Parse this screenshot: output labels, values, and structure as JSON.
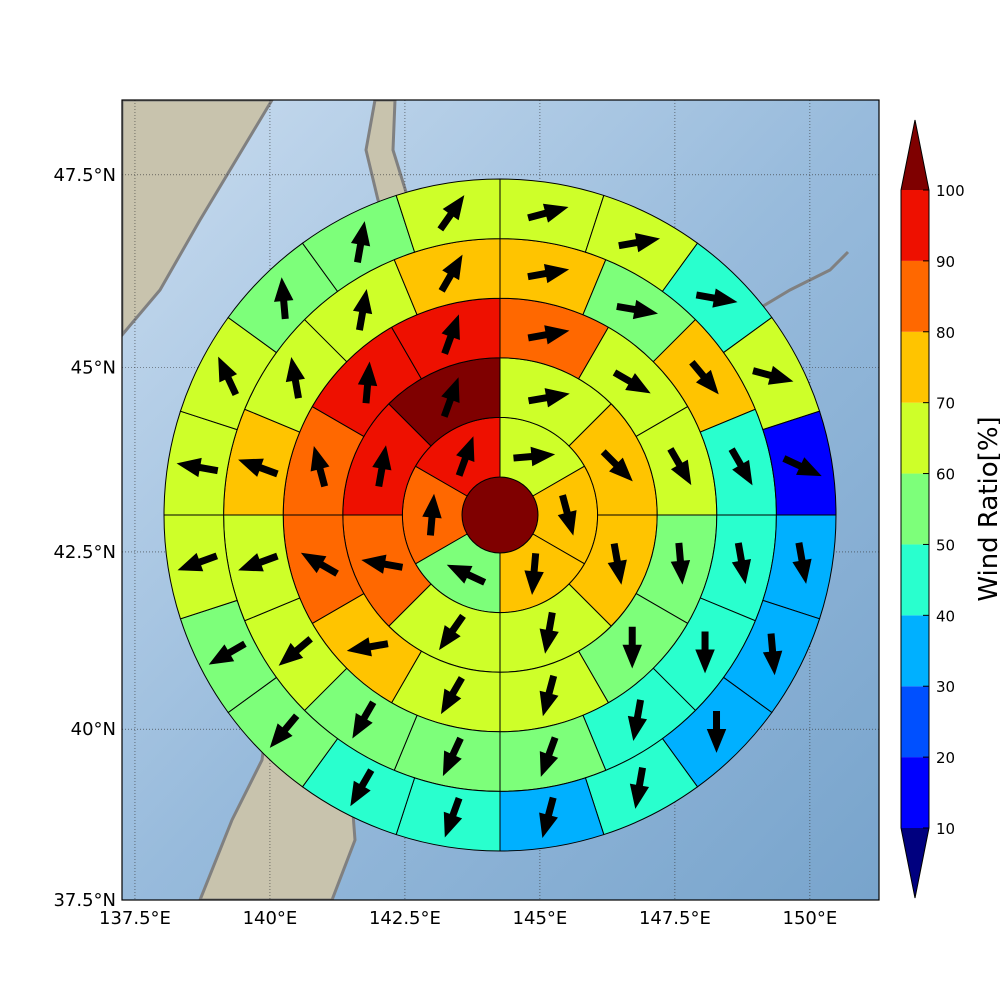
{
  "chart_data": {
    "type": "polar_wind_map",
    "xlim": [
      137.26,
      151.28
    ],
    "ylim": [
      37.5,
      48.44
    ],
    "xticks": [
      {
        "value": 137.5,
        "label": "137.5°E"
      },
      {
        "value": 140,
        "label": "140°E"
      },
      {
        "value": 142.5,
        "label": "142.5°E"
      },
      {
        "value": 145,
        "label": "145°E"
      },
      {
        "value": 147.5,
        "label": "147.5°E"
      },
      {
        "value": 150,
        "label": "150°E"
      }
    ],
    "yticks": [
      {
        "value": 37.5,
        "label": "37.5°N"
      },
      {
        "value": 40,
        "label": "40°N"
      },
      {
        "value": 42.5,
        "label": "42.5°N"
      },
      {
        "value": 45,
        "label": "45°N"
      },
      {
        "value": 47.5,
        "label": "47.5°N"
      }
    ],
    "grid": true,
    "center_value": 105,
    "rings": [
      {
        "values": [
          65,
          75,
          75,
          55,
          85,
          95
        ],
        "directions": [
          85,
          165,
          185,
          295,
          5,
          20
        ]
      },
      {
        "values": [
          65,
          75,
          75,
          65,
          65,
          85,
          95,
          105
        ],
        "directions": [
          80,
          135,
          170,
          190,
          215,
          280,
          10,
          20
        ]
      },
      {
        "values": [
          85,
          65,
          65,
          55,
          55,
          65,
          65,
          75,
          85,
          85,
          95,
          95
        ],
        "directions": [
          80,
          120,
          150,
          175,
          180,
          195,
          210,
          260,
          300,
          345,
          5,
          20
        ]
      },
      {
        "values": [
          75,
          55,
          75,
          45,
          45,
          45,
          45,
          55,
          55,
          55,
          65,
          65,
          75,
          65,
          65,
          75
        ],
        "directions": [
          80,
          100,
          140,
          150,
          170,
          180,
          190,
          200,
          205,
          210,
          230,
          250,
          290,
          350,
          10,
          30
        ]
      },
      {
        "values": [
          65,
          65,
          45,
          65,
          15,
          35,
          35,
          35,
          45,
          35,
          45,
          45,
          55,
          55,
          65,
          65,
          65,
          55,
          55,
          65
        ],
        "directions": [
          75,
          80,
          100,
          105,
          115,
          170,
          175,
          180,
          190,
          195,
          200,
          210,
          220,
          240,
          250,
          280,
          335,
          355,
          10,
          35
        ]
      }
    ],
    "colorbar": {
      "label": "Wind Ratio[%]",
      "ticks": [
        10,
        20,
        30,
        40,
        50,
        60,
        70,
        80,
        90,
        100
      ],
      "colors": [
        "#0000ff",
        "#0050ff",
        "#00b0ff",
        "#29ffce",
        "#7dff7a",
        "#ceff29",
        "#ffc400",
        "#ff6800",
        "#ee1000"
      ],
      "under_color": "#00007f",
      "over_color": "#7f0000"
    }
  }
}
==
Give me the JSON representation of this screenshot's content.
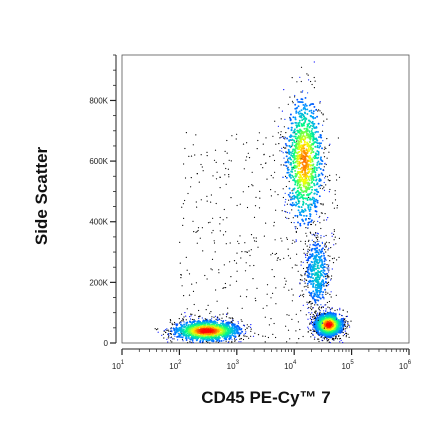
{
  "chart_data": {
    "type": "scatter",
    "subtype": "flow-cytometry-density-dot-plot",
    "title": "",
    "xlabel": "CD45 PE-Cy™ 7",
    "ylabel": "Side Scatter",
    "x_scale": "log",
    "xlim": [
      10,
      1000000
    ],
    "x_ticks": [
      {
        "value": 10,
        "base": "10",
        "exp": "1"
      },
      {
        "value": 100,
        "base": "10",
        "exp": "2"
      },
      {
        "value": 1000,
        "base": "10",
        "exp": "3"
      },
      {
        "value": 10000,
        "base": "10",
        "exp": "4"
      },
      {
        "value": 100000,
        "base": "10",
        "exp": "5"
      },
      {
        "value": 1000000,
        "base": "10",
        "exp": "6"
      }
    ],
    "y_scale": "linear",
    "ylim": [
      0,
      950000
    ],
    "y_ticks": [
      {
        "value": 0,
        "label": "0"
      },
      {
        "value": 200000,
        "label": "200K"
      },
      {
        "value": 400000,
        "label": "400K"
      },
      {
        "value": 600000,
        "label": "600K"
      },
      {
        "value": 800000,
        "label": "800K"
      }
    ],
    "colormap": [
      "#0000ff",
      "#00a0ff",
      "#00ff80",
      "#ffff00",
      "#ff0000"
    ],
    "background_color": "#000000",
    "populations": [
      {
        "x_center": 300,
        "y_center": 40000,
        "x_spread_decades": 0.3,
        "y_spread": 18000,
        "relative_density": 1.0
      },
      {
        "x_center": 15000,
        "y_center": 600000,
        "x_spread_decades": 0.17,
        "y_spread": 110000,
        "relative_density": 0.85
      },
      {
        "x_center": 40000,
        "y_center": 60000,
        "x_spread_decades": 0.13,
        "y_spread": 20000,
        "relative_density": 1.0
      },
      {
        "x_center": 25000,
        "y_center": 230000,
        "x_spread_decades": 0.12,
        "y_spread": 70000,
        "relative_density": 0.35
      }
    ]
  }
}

YOUR INSTRUCTIONS → Copy every line of the records above that holds the word "this".

THE SOLUTION →
Parse this screenshot: output labels, values, and structure as JSON.
Give me the JSON representation of this screenshot's content.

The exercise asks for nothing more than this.